**Stated task:** Wherever the word "source" appears in a line, copy that line.

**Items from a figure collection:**
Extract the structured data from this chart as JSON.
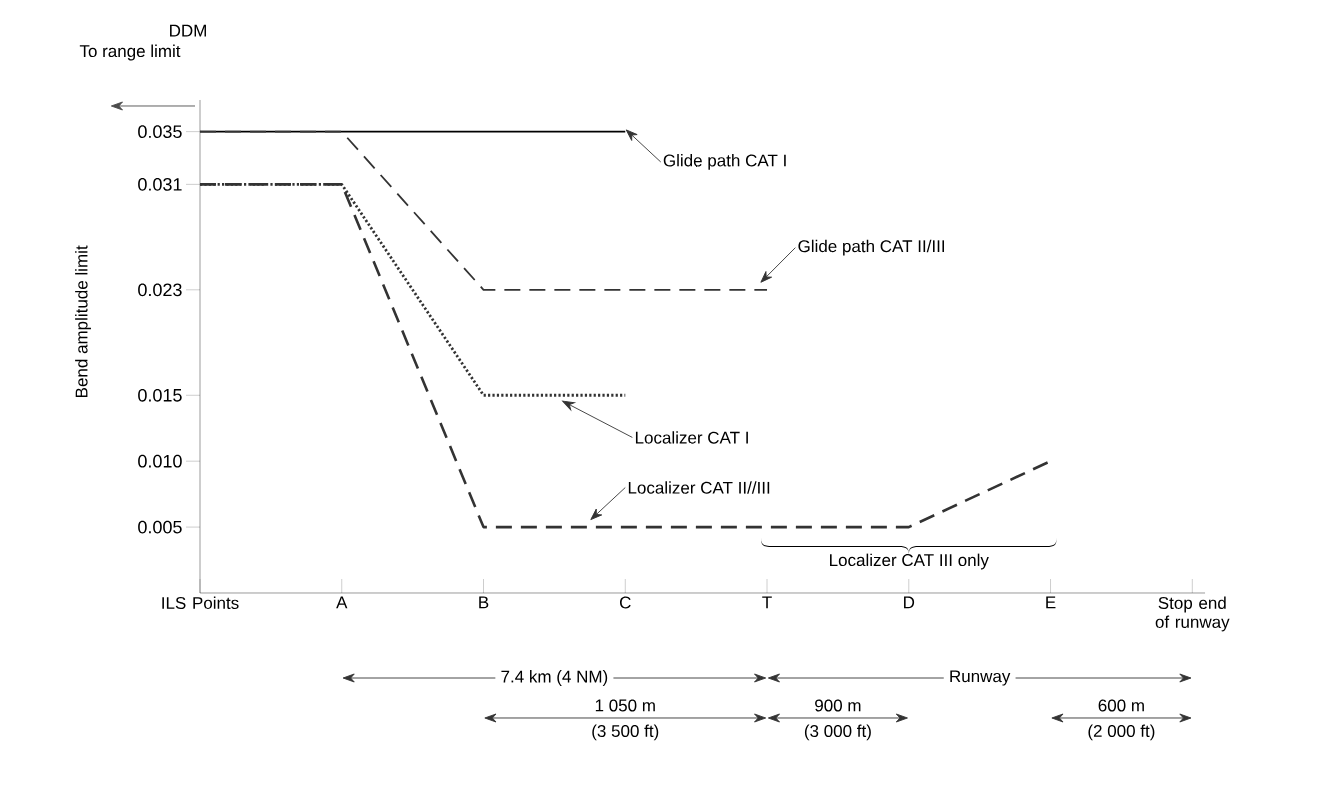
{
  "chart_data": {
    "type": "line",
    "ylabel": "Bend amplitude limit",
    "categories": [
      "ILS Points",
      "A",
      "B",
      "C",
      "T",
      "D",
      "E",
      "Stop end of runway"
    ],
    "series": [
      {
        "name": "Glide path CAT I",
        "color": "#000000",
        "line_style": "solid",
        "values": [
          0.035,
          0.035,
          0.035,
          0.035,
          null,
          null,
          null,
          null
        ]
      },
      {
        "name": "Glide path CAT II/III",
        "color": "#333333",
        "line_style": "dashed",
        "values": [
          0.035,
          0.035,
          0.023,
          0.023,
          0.023,
          null,
          null,
          null
        ]
      },
      {
        "name": "Localizer CAT I",
        "color": "#333333",
        "line_style": "dotted",
        "values": [
          0.031,
          0.031,
          0.015,
          0.015,
          null,
          null,
          null,
          null
        ]
      },
      {
        "name": "Localizer CAT II//III",
        "color": "#333333",
        "line_style": "dashed",
        "values": [
          0.031,
          0.031,
          0.005,
          0.005,
          0.005,
          0.005,
          0.01,
          null
        ]
      }
    ],
    "ylim": [
      0,
      0.0374
    ],
    "yticks": [
      {
        "value": 0.005,
        "label": "0.005"
      },
      {
        "value": 0.01,
        "label": "0.010"
      },
      {
        "value": 0.015,
        "label": "0.015"
      },
      0.023,
      0.031,
      0.035
    ],
    "grid": false,
    "legend": false,
    "marker": "none",
    "annotations": [
      "DDM",
      "To range limit",
      "7.4 km (4 NM)",
      "Runway",
      "1 050 m",
      "(3 500 ft)",
      "900 m",
      "(3 000 ft)",
      "600 m",
      "(2 000 ft)",
      "Localizer CAT III only"
    ]
  }
}
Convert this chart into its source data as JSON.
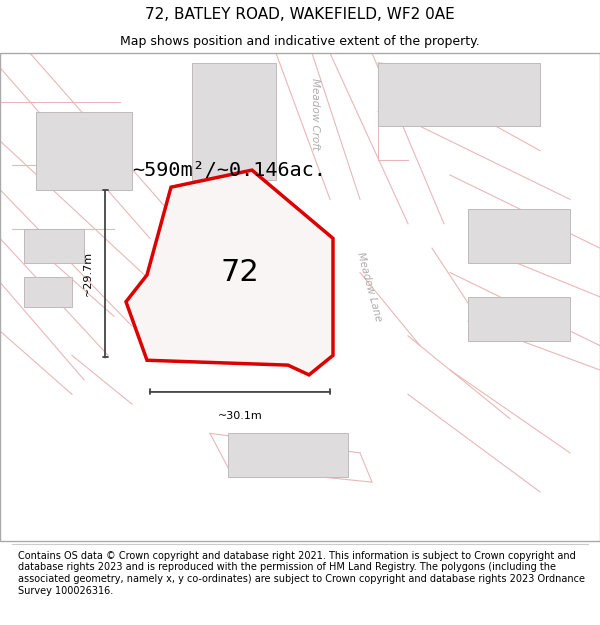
{
  "title": "72, BATLEY ROAD, WAKEFIELD, WF2 0AE",
  "subtitle": "Map shows position and indicative extent of the property.",
  "footer": "Contains OS data © Crown copyright and database right 2021. This information is subject to Crown copyright and database rights 2023 and is reproduced with the permission of HM Land Registry. The polygons (including the associated geometry, namely x, y co-ordinates) are subject to Crown copyright and database rights 2023 Ordnance Survey 100026316.",
  "area_label": "~590m²/~0.146ac.",
  "property_number": "72",
  "width_label": "~30.1m",
  "height_label": "~29.7m",
  "map_bg": "#f7f6f6",
  "road_outline_color": "#e8b8b8",
  "building_fill": "#dedcdc",
  "building_edge": "#c0baba",
  "highlight_color": "#dd0000",
  "street_label_color": "#b0acac",
  "meadow_croft_label": "Meadow Croft",
  "meadow_lane_label": "Meadow Lane",
  "title_fontsize": 11,
  "subtitle_fontsize": 9,
  "footer_fontsize": 7,
  "dim_line_color": "#444444",
  "road_bg_color": "#ffffff"
}
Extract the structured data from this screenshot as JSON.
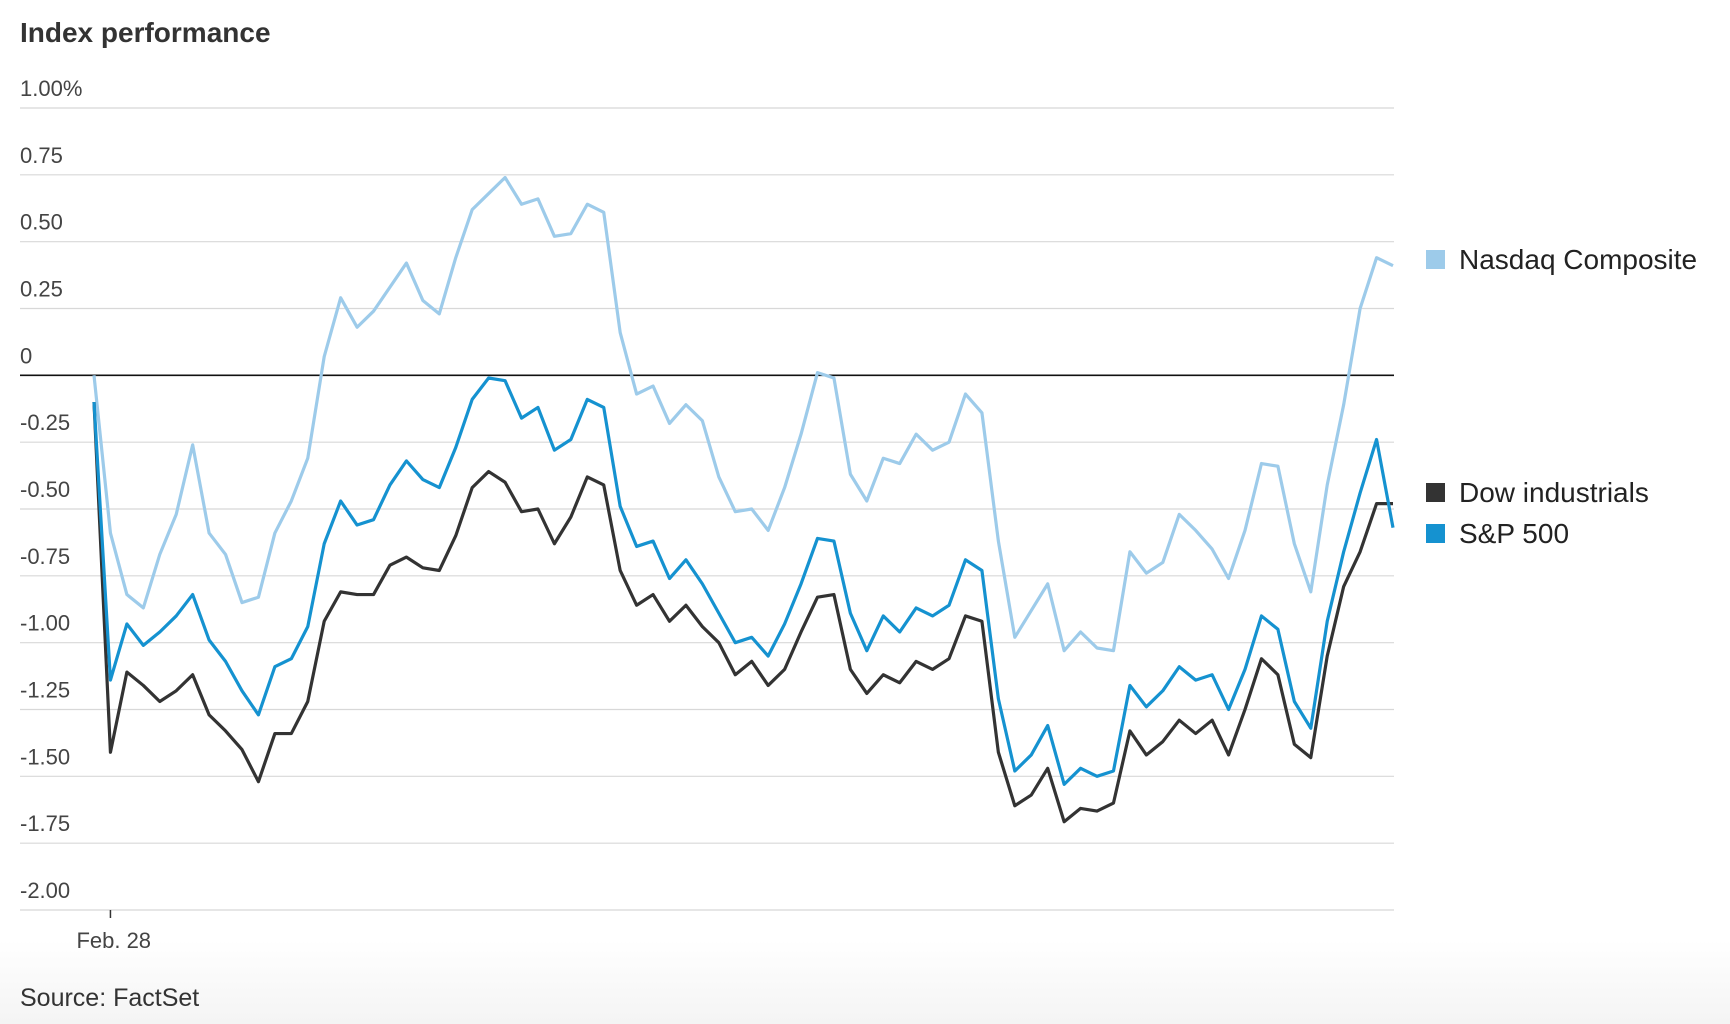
{
  "chart_data": {
    "type": "line",
    "title": "Index performance",
    "source": "Source: FactSet",
    "categories": [
      null,
      "Feb. 28",
      null,
      null,
      null,
      null,
      null,
      null,
      null,
      null,
      null,
      null,
      null,
      null,
      null,
      null,
      null,
      null,
      null,
      null,
      null,
      null,
      null,
      null,
      null,
      null,
      null,
      null,
      null,
      null,
      null,
      null,
      null,
      null,
      null,
      null,
      null,
      null,
      null,
      null,
      null,
      null,
      null,
      null,
      null,
      null,
      null,
      null,
      null,
      null,
      null,
      null,
      null,
      null,
      null,
      null,
      null,
      null,
      null,
      null,
      null,
      null,
      null,
      null,
      null,
      null,
      null,
      null,
      null,
      null,
      null,
      null,
      null,
      null,
      null,
      null,
      null,
      null,
      null,
      null
    ],
    "ylim": [
      -2,
      1
    ],
    "yticks": [
      {
        "value": 1,
        "label": "1.00%"
      },
      0.75,
      {
        "value": 0.5,
        "label": "0.50"
      },
      0.25,
      0,
      -0.25,
      {
        "value": -0.5,
        "label": "-0.50"
      },
      -0.75,
      {
        "value": -1,
        "label": "-1.00"
      },
      -1.25,
      {
        "value": -1.5,
        "label": "-1.50"
      },
      -1.75,
      {
        "value": -2,
        "label": "-2.00"
      }
    ],
    "grid": true,
    "series": [
      {
        "name": "Nasdaq Composite",
        "color": "#9dcbea",
        "values": [
          0,
          -0.59,
          -0.82,
          -0.87,
          -0.67,
          -0.52,
          -0.26,
          -0.59,
          -0.67,
          -0.85,
          -0.83,
          -0.59,
          -0.47,
          -0.31,
          0.07,
          0.29,
          0.18,
          0.24,
          0.33,
          0.42,
          0.28,
          0.23,
          0.44,
          0.62,
          0.68,
          0.74,
          0.64,
          0.66,
          0.52,
          0.53,
          0.64,
          0.61,
          0.16,
          -0.07,
          -0.04,
          -0.18,
          -0.11,
          -0.17,
          -0.38,
          -0.51,
          -0.5,
          -0.58,
          -0.42,
          -0.22,
          0.01,
          -0.01,
          -0.37,
          -0.47,
          -0.31,
          -0.33,
          -0.22,
          -0.28,
          -0.25,
          -0.07,
          -0.14,
          -0.62,
          -0.98,
          -0.88,
          -0.78,
          -1.03,
          -0.96,
          -1.02,
          -1.03,
          -0.66,
          -0.74,
          -0.7,
          -0.52,
          -0.58,
          -0.65,
          -0.76,
          -0.58,
          -0.33,
          -0.34,
          -0.63,
          -0.81,
          -0.41,
          -0.11,
          0.25,
          0.44,
          0.41
        ]
      },
      {
        "name": "Dow industrials",
        "color": "#333333",
        "values": [
          -0.1,
          -1.41,
          -1.11,
          -1.16,
          -1.22,
          -1.18,
          -1.12,
          -1.27,
          -1.33,
          -1.4,
          -1.52,
          -1.34,
          -1.34,
          -1.22,
          -0.92,
          -0.81,
          -0.82,
          -0.82,
          -0.71,
          -0.68,
          -0.72,
          -0.73,
          -0.6,
          -0.42,
          -0.36,
          -0.4,
          -0.51,
          -0.5,
          -0.63,
          -0.53,
          -0.38,
          -0.41,
          -0.73,
          -0.86,
          -0.82,
          -0.92,
          -0.86,
          -0.94,
          -1,
          -1.12,
          -1.07,
          -1.16,
          -1.1,
          -0.96,
          -0.83,
          -0.82,
          -1.1,
          -1.19,
          -1.12,
          -1.15,
          -1.07,
          -1.1,
          -1.06,
          -0.9,
          -0.92,
          -1.41,
          -1.61,
          -1.57,
          -1.47,
          -1.67,
          -1.62,
          -1.63,
          -1.6,
          -1.33,
          -1.42,
          -1.37,
          -1.29,
          -1.34,
          -1.29,
          -1.42,
          -1.25,
          -1.06,
          -1.12,
          -1.38,
          -1.43,
          -1.05,
          -0.79,
          -0.66,
          -0.48,
          -0.48
        ]
      },
      {
        "name": "S&P 500",
        "color": "#1592d0",
        "values": [
          -0.1,
          -1.14,
          -0.93,
          -1.01,
          -0.96,
          -0.9,
          -0.82,
          -0.99,
          -1.07,
          -1.18,
          -1.27,
          -1.09,
          -1.06,
          -0.94,
          -0.63,
          -0.47,
          -0.56,
          -0.54,
          -0.41,
          -0.32,
          -0.39,
          -0.42,
          -0.27,
          -0.09,
          -0.01,
          -0.02,
          -0.16,
          -0.12,
          -0.28,
          -0.24,
          -0.09,
          -0.12,
          -0.49,
          -0.64,
          -0.62,
          -0.76,
          -0.69,
          -0.78,
          -0.89,
          -1,
          -0.98,
          -1.05,
          -0.93,
          -0.78,
          -0.61,
          -0.62,
          -0.89,
          -1.03,
          -0.9,
          -0.96,
          -0.87,
          -0.9,
          -0.86,
          -0.69,
          -0.73,
          -1.21,
          -1.48,
          -1.42,
          -1.31,
          -1.53,
          -1.47,
          -1.5,
          -1.48,
          -1.16,
          -1.24,
          -1.18,
          -1.09,
          -1.14,
          -1.12,
          -1.25,
          -1.1,
          -0.9,
          -0.95,
          -1.22,
          -1.32,
          -0.92,
          -0.66,
          -0.44,
          -0.24,
          -0.57
        ]
      }
    ]
  }
}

**Answer to this task:**
Convert this chart into its source data as JSON.
    "source": "Source: FactSet",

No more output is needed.